#### Work to complete
Give back every line exactly as it appears, pictures excluded.

(Stored data entries)
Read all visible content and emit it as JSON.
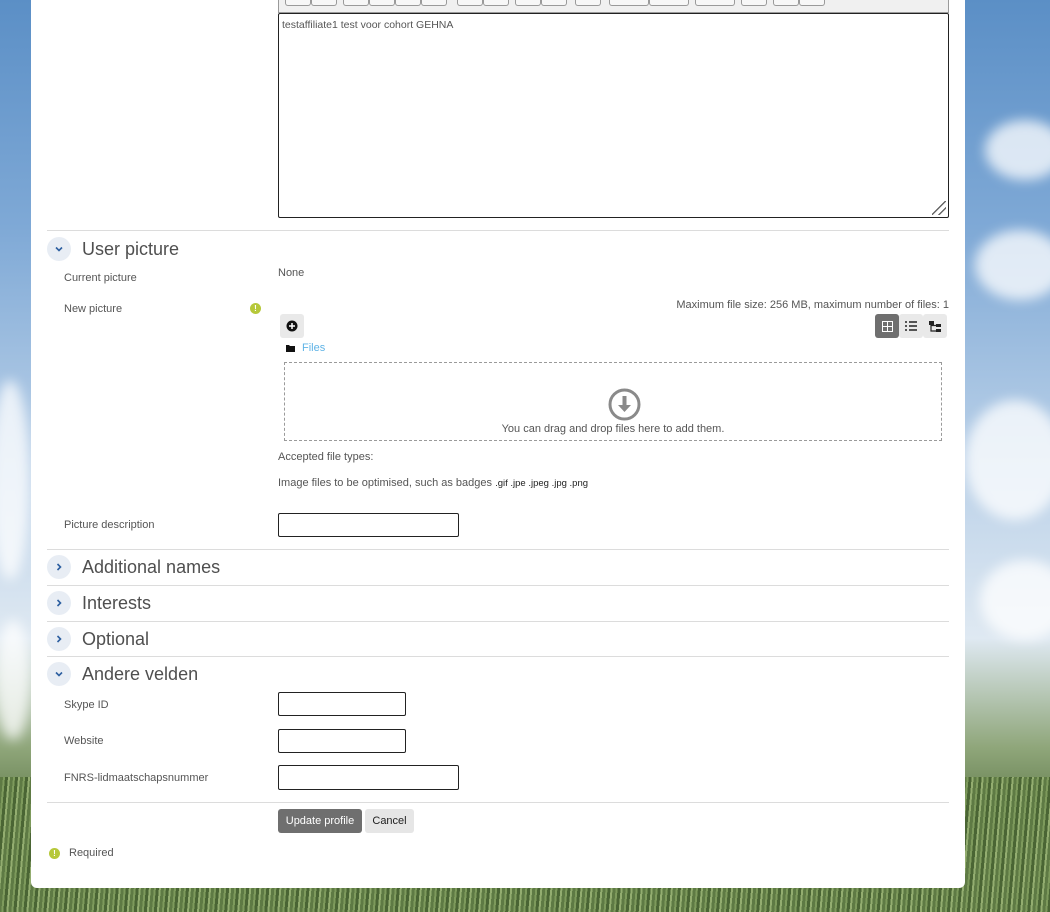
{
  "editor": {
    "content": "testaffiliate1 test voor cohort GEHNA"
  },
  "sections": {
    "user_picture": {
      "title": "User picture",
      "current_picture_label": "Current picture",
      "current_picture_value": "None",
      "new_picture_label": "New picture",
      "max_size_text": "Maximum file size: 256 MB, maximum number of files: 1",
      "files_label": "Files",
      "dropzone_text": "You can drag and drop files here to add them.",
      "accepted_label": "Accepted file types:",
      "accepted_desc": "Image files to be optimised, such as badges",
      "accepted_ext": ".gif .jpe .jpeg .jpg .png",
      "picture_desc_label": "Picture description",
      "picture_desc_value": ""
    },
    "additional_names": {
      "title": "Additional names"
    },
    "interests": {
      "title": "Interests"
    },
    "optional": {
      "title": "Optional"
    },
    "andere_velden": {
      "title": "Andere velden",
      "skype_label": "Skype ID",
      "website_label": "Website",
      "fnrs_label": "FNRS-lidmaatschapsnummer"
    }
  },
  "actions": {
    "update_label": "Update profile",
    "cancel_label": "Cancel"
  },
  "required_note": "Required",
  "colors": {
    "accent": "#2d5fa0",
    "link": "#5fb3e6",
    "required": "#b6c83a",
    "primary_btn": "#6f6f6f"
  }
}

#### Answer in full
Read all visible content and emit it as JSON.
{
  "editor": {
    "content": "testaffiliate1 test voor cohort GEHNA"
  },
  "sections": {
    "user_picture": {
      "title": "User picture",
      "current_picture_label": "Current picture",
      "current_picture_value": "None",
      "new_picture_label": "New picture",
      "max_size_text": "Maximum file size: 256 MB, maximum number of files: 1",
      "files_label": "Files",
      "dropzone_text": "You can drag and drop files here to add them.",
      "accepted_label": "Accepted file types:",
      "accepted_desc": "Image files to be optimised, such as badges",
      "accepted_ext": ".gif .jpe .jpeg .jpg .png",
      "picture_desc_label": "Picture description",
      "picture_desc_value": ""
    },
    "additional_names": {
      "title": "Additional names"
    },
    "interests": {
      "title": "Interests"
    },
    "optional": {
      "title": "Optional"
    },
    "andere_velden": {
      "title": "Andere velden",
      "skype_label": "Skype ID",
      "website_label": "Website",
      "fnrs_label": "FNRS-lidmaatschapsnummer"
    }
  },
  "actions": {
    "update_label": "Update profile",
    "cancel_label": "Cancel"
  },
  "required_note": "Required",
  "colors": {
    "accent": "#2d5fa0",
    "link": "#5fb3e6",
    "required": "#b6c83a",
    "primary_btn": "#6f6f6f"
  }
}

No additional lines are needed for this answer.